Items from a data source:
········
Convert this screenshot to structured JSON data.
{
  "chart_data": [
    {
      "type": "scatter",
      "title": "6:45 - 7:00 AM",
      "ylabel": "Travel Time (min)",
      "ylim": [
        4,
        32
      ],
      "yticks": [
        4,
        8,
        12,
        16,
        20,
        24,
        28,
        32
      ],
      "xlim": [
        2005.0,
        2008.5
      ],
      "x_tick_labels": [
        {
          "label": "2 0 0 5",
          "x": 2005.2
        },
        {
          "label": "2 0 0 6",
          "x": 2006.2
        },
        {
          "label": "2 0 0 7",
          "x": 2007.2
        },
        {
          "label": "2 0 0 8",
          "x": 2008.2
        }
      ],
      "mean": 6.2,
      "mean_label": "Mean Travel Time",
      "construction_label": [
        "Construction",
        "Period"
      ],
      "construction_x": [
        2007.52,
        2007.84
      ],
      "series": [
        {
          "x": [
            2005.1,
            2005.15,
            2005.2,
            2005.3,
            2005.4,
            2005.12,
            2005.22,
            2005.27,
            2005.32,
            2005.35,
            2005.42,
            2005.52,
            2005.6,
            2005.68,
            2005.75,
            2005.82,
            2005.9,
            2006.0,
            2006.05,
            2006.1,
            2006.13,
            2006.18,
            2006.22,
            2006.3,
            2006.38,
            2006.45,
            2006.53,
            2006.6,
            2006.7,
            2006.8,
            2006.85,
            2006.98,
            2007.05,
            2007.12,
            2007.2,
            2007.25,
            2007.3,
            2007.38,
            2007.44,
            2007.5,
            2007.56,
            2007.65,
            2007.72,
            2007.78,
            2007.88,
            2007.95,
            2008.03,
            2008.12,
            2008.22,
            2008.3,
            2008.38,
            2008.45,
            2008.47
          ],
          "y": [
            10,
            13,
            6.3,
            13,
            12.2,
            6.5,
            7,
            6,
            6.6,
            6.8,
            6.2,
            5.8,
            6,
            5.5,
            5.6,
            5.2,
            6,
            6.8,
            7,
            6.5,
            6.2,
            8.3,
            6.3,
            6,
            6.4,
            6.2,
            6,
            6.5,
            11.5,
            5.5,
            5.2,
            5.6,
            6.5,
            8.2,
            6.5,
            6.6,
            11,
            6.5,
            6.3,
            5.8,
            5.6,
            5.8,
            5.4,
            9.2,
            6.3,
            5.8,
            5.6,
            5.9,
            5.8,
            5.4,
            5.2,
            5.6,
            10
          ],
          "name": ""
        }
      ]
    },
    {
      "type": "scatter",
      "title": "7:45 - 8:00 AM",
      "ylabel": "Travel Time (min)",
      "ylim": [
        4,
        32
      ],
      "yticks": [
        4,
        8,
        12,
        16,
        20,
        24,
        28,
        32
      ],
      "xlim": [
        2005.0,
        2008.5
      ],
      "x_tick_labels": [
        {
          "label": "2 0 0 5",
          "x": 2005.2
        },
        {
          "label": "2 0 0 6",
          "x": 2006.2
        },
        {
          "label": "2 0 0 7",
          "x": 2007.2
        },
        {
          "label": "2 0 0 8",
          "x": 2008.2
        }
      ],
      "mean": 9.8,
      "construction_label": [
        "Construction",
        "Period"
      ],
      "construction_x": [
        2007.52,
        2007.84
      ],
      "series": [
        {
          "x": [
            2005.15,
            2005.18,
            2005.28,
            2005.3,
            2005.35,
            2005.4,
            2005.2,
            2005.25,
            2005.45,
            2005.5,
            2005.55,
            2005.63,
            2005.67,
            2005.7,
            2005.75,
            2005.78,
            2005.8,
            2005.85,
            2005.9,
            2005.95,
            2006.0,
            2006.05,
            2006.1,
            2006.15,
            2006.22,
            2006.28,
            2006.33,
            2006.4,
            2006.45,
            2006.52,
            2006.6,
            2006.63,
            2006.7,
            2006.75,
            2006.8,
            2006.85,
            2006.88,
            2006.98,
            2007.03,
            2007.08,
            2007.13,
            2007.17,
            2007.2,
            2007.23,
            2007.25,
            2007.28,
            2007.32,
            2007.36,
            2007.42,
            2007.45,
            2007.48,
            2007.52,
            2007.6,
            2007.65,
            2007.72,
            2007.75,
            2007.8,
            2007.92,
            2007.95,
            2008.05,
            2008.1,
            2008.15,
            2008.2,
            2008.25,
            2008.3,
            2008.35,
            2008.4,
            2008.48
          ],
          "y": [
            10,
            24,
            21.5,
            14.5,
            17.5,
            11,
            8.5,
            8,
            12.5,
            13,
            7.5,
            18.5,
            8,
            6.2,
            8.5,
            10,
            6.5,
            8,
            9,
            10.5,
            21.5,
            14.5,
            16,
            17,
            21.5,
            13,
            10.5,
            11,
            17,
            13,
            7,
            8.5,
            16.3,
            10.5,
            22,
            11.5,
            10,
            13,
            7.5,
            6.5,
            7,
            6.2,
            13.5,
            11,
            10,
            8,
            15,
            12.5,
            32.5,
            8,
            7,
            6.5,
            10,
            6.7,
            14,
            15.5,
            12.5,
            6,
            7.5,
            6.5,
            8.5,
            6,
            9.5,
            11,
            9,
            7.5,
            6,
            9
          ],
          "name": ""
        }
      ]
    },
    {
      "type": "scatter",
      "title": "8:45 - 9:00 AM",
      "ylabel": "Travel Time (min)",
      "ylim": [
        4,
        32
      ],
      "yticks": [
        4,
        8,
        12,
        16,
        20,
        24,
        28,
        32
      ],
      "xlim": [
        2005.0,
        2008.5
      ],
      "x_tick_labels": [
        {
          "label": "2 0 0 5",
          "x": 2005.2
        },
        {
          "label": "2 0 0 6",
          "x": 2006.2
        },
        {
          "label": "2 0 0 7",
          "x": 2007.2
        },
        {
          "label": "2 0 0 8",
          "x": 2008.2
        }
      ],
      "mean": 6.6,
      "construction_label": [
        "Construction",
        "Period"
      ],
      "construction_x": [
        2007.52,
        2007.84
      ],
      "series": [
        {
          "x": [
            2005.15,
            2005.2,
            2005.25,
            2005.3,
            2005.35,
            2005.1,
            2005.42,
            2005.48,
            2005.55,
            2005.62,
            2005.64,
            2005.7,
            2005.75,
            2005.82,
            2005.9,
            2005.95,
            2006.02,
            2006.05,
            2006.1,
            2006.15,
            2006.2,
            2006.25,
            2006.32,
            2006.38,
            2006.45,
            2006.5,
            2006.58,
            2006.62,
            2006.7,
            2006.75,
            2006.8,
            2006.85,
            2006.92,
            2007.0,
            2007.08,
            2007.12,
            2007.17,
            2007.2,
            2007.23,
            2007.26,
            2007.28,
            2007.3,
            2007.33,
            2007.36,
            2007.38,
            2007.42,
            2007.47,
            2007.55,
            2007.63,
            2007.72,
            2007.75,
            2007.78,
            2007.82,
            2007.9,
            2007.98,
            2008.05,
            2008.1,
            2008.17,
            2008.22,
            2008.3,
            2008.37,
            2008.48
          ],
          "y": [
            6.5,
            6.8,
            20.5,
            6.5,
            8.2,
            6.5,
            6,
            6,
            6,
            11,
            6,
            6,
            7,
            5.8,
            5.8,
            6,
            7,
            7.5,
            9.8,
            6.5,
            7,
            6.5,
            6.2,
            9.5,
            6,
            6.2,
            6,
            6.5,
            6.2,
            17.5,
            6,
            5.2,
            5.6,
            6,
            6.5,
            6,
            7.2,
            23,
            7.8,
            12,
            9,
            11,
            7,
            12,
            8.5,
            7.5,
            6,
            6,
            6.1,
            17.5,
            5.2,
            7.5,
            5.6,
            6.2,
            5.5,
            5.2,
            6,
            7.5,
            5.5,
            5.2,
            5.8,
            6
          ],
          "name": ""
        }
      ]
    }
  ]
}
········
Reproduce all of the entries word for word.

Convert this screenshot to structured JSON data.
{
  "chart_data": [
    {
      "type": "scatter",
      "title": "6:45 - 7:00 AM",
      "ylabel": "Travel Time (min)",
      "ylim": [
        4,
        32
      ],
      "yticks": [
        4,
        8,
        12,
        16,
        20,
        24,
        28,
        32
      ],
      "xlim": [
        2005.0,
        2008.5
      ],
      "x_tick_labels": [
        {
          "label": "2 0 0 5",
          "x": 2005.2
        },
        {
          "label": "2 0 0 6",
          "x": 2006.2
        },
        {
          "label": "2 0 0 7",
          "x": 2007.2
        },
        {
          "label": "2 0 0 8",
          "x": 2008.2
        }
      ],
      "mean": 6.2,
      "mean_label": "Mean Travel Time",
      "construction_label": [
        "Construction",
        "Period"
      ],
      "construction_x": [
        2007.52,
        2007.84
      ],
      "series": [
        {
          "x": [
            2005.1,
            2005.15,
            2005.2,
            2005.3,
            2005.4,
            2005.12,
            2005.22,
            2005.27,
            2005.32,
            2005.35,
            2005.42,
            2005.52,
            2005.6,
            2005.68,
            2005.75,
            2005.82,
            2005.9,
            2006.0,
            2006.05,
            2006.1,
            2006.13,
            2006.18,
            2006.22,
            2006.3,
            2006.38,
            2006.45,
            2006.53,
            2006.6,
            2006.7,
            2006.8,
            2006.85,
            2006.98,
            2007.05,
            2007.12,
            2007.2,
            2007.25,
            2007.3,
            2007.38,
            2007.44,
            2007.5,
            2007.56,
            2007.65,
            2007.72,
            2007.78,
            2007.88,
            2007.95,
            2008.03,
            2008.12,
            2008.22,
            2008.3,
            2008.38,
            2008.45,
            2008.47
          ],
          "y": [
            10,
            13,
            6.3,
            13,
            12.2,
            6.5,
            7,
            6,
            6.6,
            6.8,
            6.2,
            5.8,
            6,
            5.5,
            5.6,
            5.2,
            6,
            6.8,
            7,
            6.5,
            6.2,
            8.3,
            6.3,
            6,
            6.4,
            6.2,
            6,
            6.5,
            11.5,
            5.5,
            5.2,
            5.6,
            6.5,
            8.2,
            6.5,
            6.6,
            11,
            6.5,
            6.3,
            5.8,
            5.6,
            5.8,
            5.4,
            9.2,
            6.3,
            5.8,
            5.6,
            5.9,
            5.8,
            5.4,
            5.2,
            5.6,
            10
          ],
          "name": ""
        }
      ]
    },
    {
      "type": "scatter",
      "title": "7:45 - 8:00 AM",
      "ylabel": "Travel Time (min)",
      "ylim": [
        4,
        32
      ],
      "yticks": [
        4,
        8,
        12,
        16,
        20,
        24,
        28,
        32
      ],
      "xlim": [
        2005.0,
        2008.5
      ],
      "x_tick_labels": [
        {
          "label": "2 0 0 5",
          "x": 2005.2
        },
        {
          "label": "2 0 0 6",
          "x": 2006.2
        },
        {
          "label": "2 0 0 7",
          "x": 2007.2
        },
        {
          "label": "2 0 0 8",
          "x": 2008.2
        }
      ],
      "mean": 9.8,
      "construction_label": [
        "Construction",
        "Period"
      ],
      "construction_x": [
        2007.52,
        2007.84
      ],
      "series": [
        {
          "x": [
            2005.15,
            2005.18,
            2005.28,
            2005.3,
            2005.35,
            2005.4,
            2005.2,
            2005.25,
            2005.45,
            2005.5,
            2005.55,
            2005.63,
            2005.67,
            2005.7,
            2005.75,
            2005.78,
            2005.8,
            2005.85,
            2005.9,
            2005.95,
            2006.0,
            2006.05,
            2006.1,
            2006.15,
            2006.22,
            2006.28,
            2006.33,
            2006.4,
            2006.45,
            2006.52,
            2006.6,
            2006.63,
            2006.7,
            2006.75,
            2006.8,
            2006.85,
            2006.88,
            2006.98,
            2007.03,
            2007.08,
            2007.13,
            2007.17,
            2007.2,
            2007.23,
            2007.25,
            2007.28,
            2007.32,
            2007.36,
            2007.42,
            2007.45,
            2007.48,
            2007.52,
            2007.6,
            2007.65,
            2007.72,
            2007.75,
            2007.8,
            2007.92,
            2007.95,
            2008.05,
            2008.1,
            2008.15,
            2008.2,
            2008.25,
            2008.3,
            2008.35,
            2008.4,
            2008.48
          ],
          "y": [
            10,
            24,
            21.5,
            14.5,
            17.5,
            11,
            8.5,
            8,
            12.5,
            13,
            7.5,
            18.5,
            8,
            6.2,
            8.5,
            10,
            6.5,
            8,
            9,
            10.5,
            21.5,
            14.5,
            16,
            17,
            21.5,
            13,
            10.5,
            11,
            17,
            13,
            7,
            8.5,
            16.3,
            10.5,
            22,
            11.5,
            10,
            13,
            7.5,
            6.5,
            7,
            6.2,
            13.5,
            11,
            10,
            8,
            15,
            12.5,
            32.5,
            8,
            7,
            6.5,
            10,
            6.7,
            14,
            15.5,
            12.5,
            6,
            7.5,
            6.5,
            8.5,
            6,
            9.5,
            11,
            9,
            7.5,
            6,
            9
          ],
          "name": ""
        }
      ]
    },
    {
      "type": "scatter",
      "title": "8:45 - 9:00 AM",
      "ylabel": "Travel Time (min)",
      "ylim": [
        4,
        32
      ],
      "yticks": [
        4,
        8,
        12,
        16,
        20,
        24,
        28,
        32
      ],
      "xlim": [
        2005.0,
        2008.5
      ],
      "x_tick_labels": [
        {
          "label": "2 0 0 5",
          "x": 2005.2
        },
        {
          "label": "2 0 0 6",
          "x": 2006.2
        },
        {
          "label": "2 0 0 7",
          "x": 2007.2
        },
        {
          "label": "2 0 0 8",
          "x": 2008.2
        }
      ],
      "mean": 6.6,
      "construction_label": [
        "Construction",
        "Period"
      ],
      "construction_x": [
        2007.52,
        2007.84
      ],
      "series": [
        {
          "x": [
            2005.15,
            2005.2,
            2005.25,
            2005.3,
            2005.35,
            2005.1,
            2005.42,
            2005.48,
            2005.55,
            2005.62,
            2005.64,
            2005.7,
            2005.75,
            2005.82,
            2005.9,
            2005.95,
            2006.02,
            2006.05,
            2006.1,
            2006.15,
            2006.2,
            2006.25,
            2006.32,
            2006.38,
            2006.45,
            2006.5,
            2006.58,
            2006.62,
            2006.7,
            2006.75,
            2006.8,
            2006.85,
            2006.92,
            2007.0,
            2007.08,
            2007.12,
            2007.17,
            2007.2,
            2007.23,
            2007.26,
            2007.28,
            2007.3,
            2007.33,
            2007.36,
            2007.38,
            2007.42,
            2007.47,
            2007.55,
            2007.63,
            2007.72,
            2007.75,
            2007.78,
            2007.82,
            2007.9,
            2007.98,
            2008.05,
            2008.1,
            2008.17,
            2008.22,
            2008.3,
            2008.37,
            2008.48
          ],
          "y": [
            6.5,
            6.8,
            20.5,
            6.5,
            8.2,
            6.5,
            6,
            6,
            6,
            11,
            6,
            6,
            7,
            5.8,
            5.8,
            6,
            7,
            7.5,
            9.8,
            6.5,
            7,
            6.5,
            6.2,
            9.5,
            6,
            6.2,
            6,
            6.5,
            6.2,
            17.5,
            6,
            5.2,
            5.6,
            6,
            6.5,
            6,
            7.2,
            23,
            7.8,
            12,
            9,
            11,
            7,
            12,
            8.5,
            7.5,
            6,
            6,
            6.1,
            17.5,
            5.2,
            7.5,
            5.6,
            6.2,
            5.5,
            5.2,
            6,
            7.5,
            5.5,
            5.2,
            5.8,
            6
          ],
          "name": ""
        }
      ]
    }
  ]
}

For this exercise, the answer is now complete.